_Task details_: Only the lines holding the string "JSON" are needed. Copy each one.

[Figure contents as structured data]
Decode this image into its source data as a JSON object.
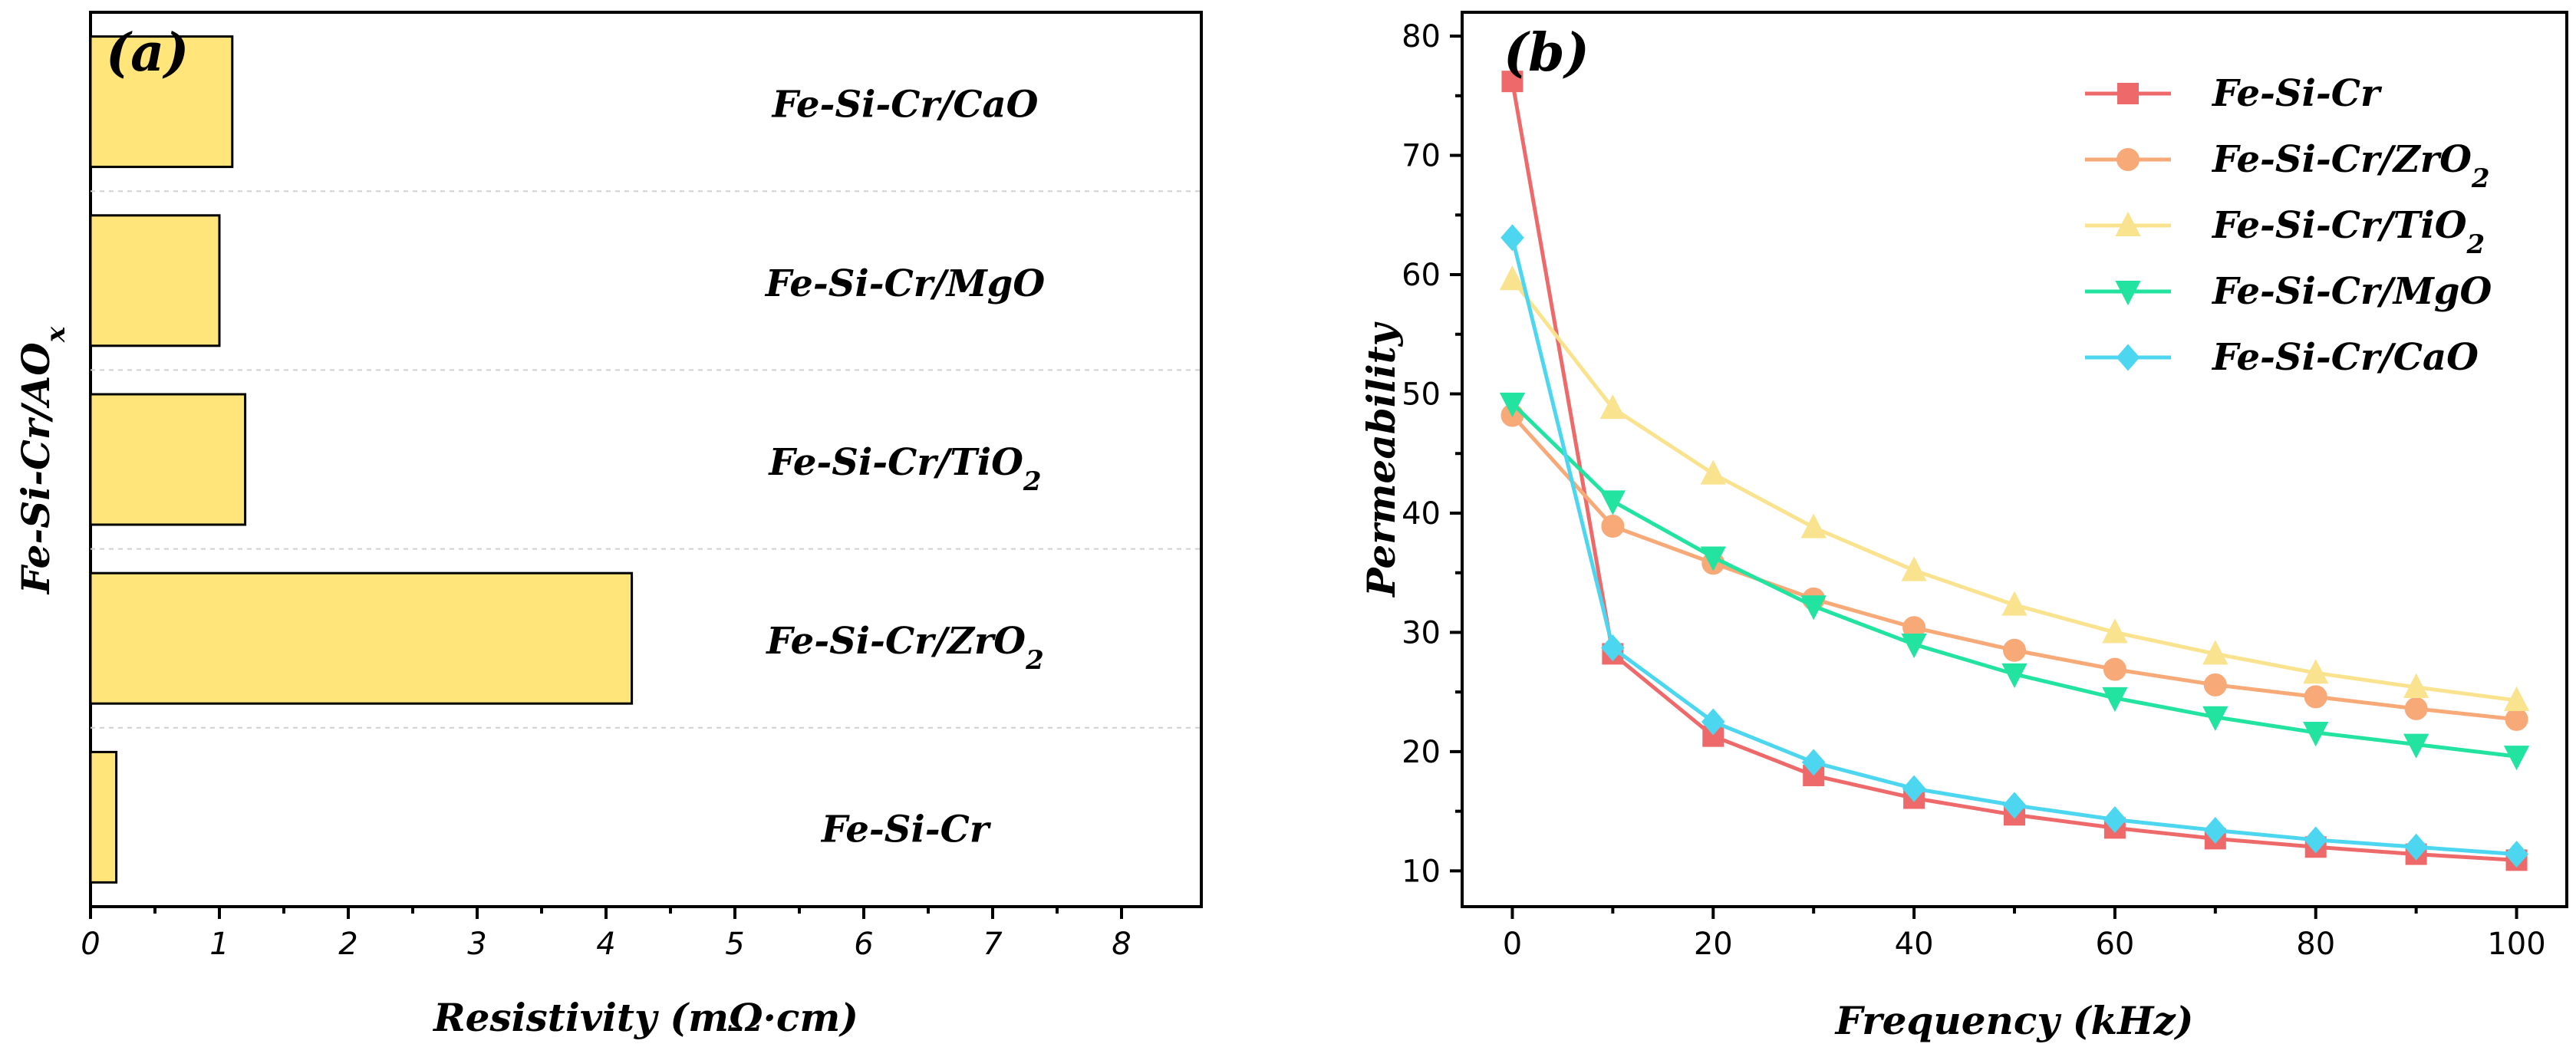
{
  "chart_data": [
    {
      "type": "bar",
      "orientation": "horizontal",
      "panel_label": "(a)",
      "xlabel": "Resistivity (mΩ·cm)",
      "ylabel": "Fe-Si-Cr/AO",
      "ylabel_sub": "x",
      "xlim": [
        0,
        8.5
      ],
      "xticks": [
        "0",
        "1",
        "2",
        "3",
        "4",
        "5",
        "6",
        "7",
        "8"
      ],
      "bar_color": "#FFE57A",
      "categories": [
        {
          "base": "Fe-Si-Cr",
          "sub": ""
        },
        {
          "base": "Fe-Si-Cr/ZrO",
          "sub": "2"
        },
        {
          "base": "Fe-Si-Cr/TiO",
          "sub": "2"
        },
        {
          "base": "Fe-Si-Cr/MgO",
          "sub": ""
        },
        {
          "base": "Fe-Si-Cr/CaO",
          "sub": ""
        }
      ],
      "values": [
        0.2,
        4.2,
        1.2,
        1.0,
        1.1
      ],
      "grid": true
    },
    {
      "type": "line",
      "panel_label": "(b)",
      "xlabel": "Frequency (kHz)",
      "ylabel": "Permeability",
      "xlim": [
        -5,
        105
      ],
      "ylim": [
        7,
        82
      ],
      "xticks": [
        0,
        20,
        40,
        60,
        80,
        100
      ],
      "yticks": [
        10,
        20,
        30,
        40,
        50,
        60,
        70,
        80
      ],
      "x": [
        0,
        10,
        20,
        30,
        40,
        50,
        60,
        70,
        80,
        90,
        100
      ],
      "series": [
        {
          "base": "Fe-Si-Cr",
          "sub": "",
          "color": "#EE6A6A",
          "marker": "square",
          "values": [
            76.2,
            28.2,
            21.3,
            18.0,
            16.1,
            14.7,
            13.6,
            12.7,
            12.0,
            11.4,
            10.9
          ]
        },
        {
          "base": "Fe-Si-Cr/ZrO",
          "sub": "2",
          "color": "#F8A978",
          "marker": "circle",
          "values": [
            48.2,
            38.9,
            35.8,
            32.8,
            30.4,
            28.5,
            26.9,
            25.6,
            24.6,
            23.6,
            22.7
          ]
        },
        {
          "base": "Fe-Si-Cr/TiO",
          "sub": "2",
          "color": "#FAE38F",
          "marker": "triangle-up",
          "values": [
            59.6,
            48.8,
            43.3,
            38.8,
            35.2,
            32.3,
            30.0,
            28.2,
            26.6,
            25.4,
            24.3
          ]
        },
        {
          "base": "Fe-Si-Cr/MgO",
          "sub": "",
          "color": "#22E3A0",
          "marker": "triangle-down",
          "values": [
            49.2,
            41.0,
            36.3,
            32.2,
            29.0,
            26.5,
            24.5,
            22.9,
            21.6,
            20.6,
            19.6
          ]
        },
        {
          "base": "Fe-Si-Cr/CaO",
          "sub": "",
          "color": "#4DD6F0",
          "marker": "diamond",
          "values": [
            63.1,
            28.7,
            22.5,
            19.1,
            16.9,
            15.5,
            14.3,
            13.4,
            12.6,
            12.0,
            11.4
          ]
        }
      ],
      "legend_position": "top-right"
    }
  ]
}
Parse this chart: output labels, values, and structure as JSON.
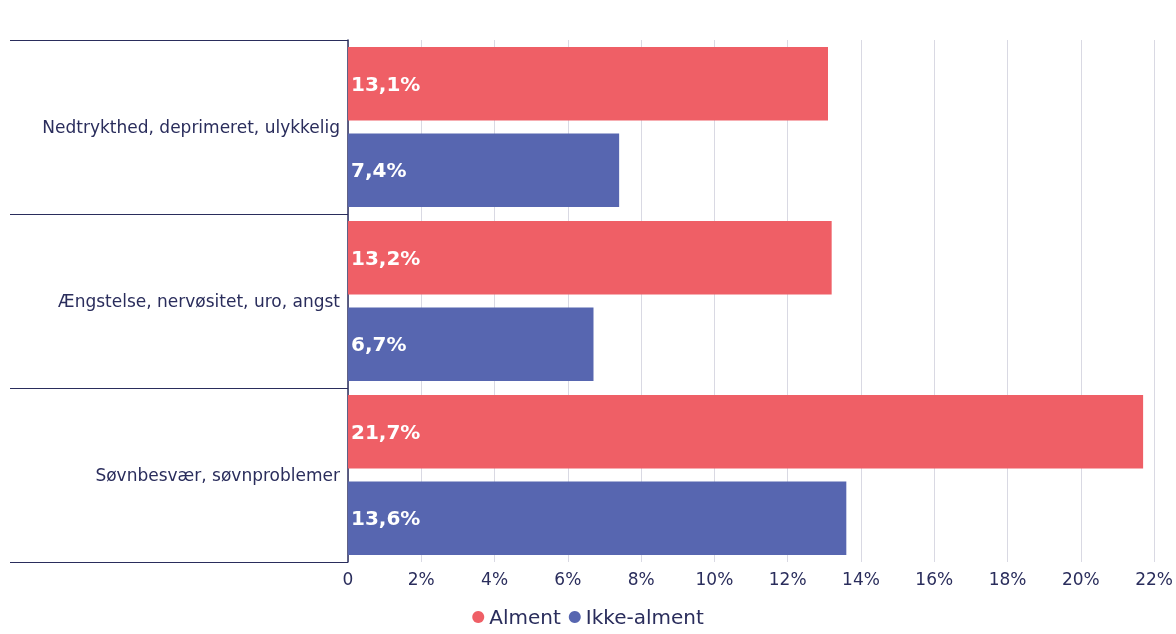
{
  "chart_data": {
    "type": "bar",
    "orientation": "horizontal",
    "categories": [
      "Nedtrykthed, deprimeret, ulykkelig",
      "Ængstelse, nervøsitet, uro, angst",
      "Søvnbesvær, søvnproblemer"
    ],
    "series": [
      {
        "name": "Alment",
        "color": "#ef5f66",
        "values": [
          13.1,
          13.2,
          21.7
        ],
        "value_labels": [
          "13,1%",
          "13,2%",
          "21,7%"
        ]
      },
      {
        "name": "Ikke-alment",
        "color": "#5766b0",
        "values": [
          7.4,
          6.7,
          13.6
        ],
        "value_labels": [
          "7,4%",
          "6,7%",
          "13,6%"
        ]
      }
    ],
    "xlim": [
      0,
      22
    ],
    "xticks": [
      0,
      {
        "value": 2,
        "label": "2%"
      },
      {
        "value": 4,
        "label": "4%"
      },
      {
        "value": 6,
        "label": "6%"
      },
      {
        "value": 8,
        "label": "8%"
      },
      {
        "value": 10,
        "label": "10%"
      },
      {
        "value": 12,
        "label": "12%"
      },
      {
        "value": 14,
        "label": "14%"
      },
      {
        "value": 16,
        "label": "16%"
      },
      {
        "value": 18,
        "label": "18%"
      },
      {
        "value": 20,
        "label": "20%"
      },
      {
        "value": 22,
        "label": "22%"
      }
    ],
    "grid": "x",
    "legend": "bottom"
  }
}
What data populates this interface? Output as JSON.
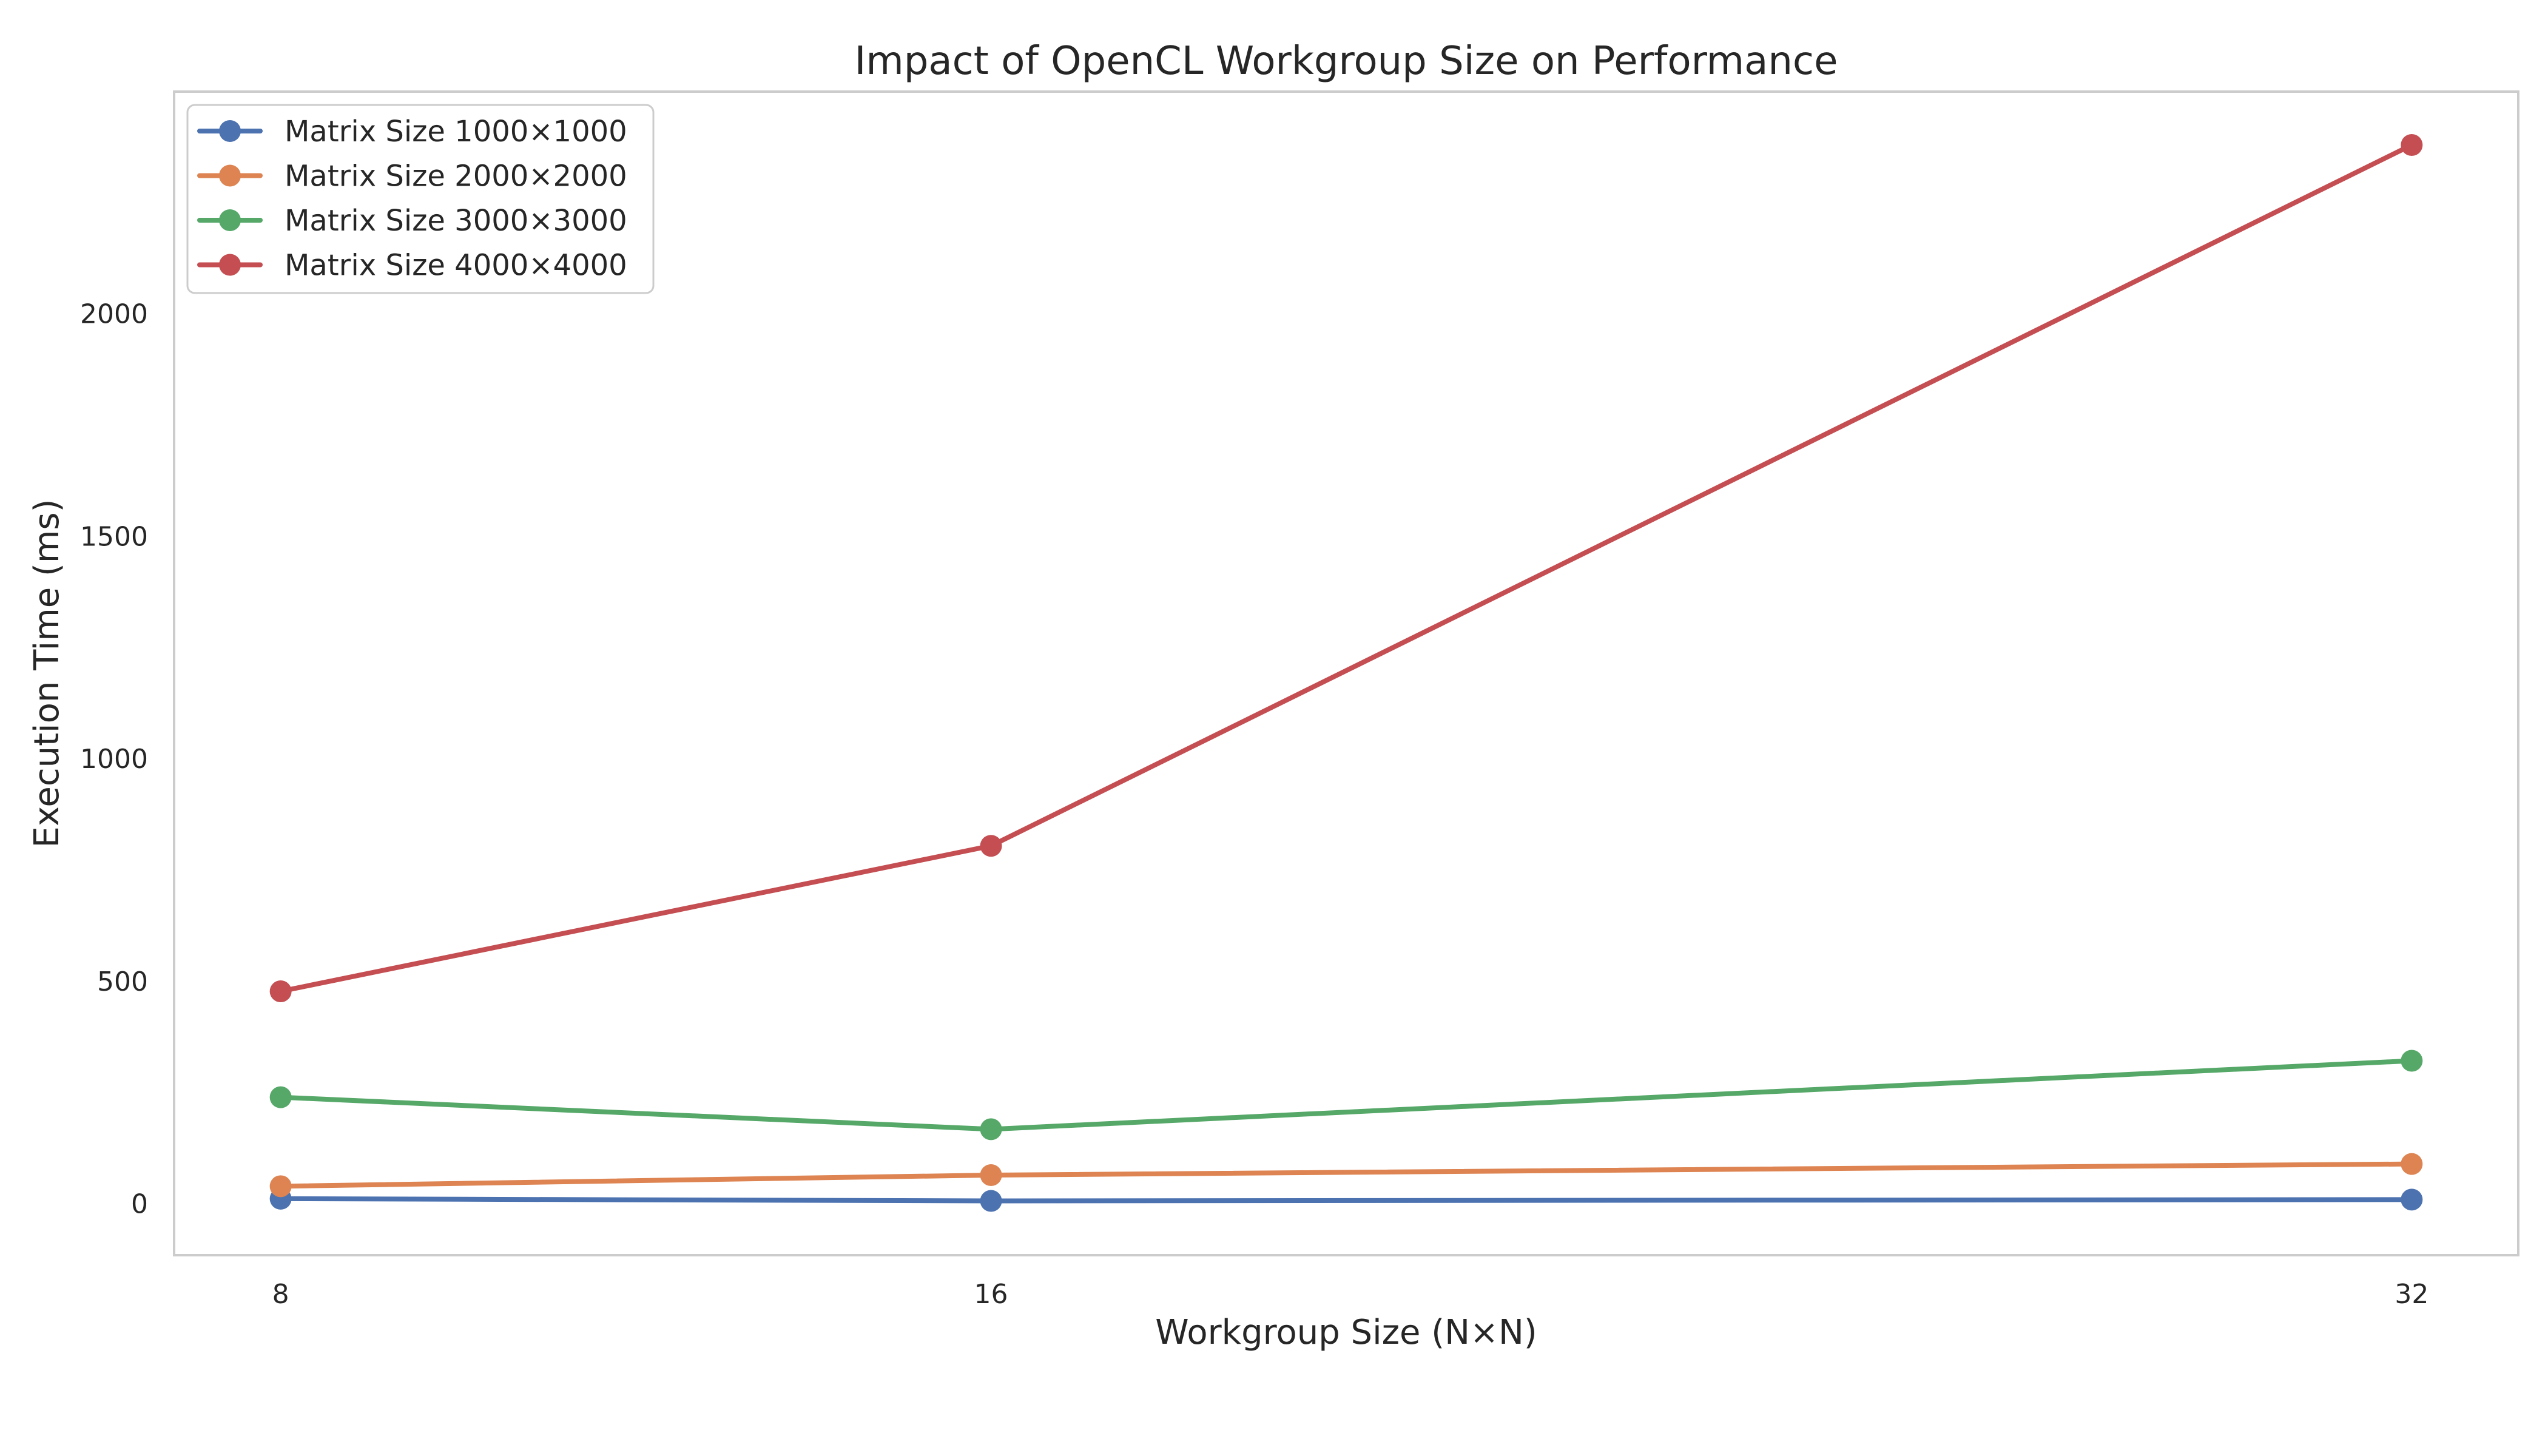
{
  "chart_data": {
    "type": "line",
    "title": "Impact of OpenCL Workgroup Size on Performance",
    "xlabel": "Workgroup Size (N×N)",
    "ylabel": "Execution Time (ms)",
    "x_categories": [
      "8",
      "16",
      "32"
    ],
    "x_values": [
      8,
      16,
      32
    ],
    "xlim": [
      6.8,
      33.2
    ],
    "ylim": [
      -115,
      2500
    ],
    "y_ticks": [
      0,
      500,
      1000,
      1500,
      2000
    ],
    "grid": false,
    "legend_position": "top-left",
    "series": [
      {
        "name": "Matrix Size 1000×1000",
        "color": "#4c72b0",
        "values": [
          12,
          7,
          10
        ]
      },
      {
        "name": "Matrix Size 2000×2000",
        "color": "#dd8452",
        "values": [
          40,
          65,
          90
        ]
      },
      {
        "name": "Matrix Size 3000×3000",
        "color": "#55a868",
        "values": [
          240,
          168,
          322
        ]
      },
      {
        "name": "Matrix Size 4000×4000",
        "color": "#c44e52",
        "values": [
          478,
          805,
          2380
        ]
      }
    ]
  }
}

_Exercise response_:
Decode this image into its source data as a JSON object.
Parse this chart: output labels, values, and structure as JSON.
What data populates this interface? Output as JSON.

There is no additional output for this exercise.